PROBLEM DETAILS:
An exact reproduction of all the entries is the expected answer.

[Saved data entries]
-----
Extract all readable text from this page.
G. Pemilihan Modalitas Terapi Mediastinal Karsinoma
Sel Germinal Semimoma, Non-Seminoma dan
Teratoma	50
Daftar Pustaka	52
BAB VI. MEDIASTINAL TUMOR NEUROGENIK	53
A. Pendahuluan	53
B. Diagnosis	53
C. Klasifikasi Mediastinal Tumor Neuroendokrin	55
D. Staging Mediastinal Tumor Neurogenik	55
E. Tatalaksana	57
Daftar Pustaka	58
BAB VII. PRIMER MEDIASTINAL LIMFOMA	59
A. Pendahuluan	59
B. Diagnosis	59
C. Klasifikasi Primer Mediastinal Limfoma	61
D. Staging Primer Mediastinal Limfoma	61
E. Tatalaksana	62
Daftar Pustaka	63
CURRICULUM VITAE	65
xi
-----
REPLY TO THE EXERCISE:
Extract all readable text from this page.
G. Pemilihan Modalitas Terapi Mediastinal Karsinoma
Sel Germinal Semimoma, Non-Seminoma dan
Teratoma	50
Daftar Pustaka	52
BAB VI. MEDIASTINAL TUMOR NEUROGENIK	53
A. Pendahuluan	53
B. Diagnosis	53
C. Klasifikasi Mediastinal Tumor Neuroendokrin	55
D. Staging Mediastinal Tumor Neurogenik	55
E. Tatalaksana	57
Daftar Pustaka	58
BAB VII. PRIMER MEDIASTINAL LIMFOMA	59
A. Pendahuluan	59
B. Diagnosis	59
C. Klasifikasi Primer Mediastinal Limfoma	61
D. Staging Primer Mediastinal Limfoma	61
E. Tatalaksana	62
Daftar Pustaka	63
CURRICULUM VITAE	65
xi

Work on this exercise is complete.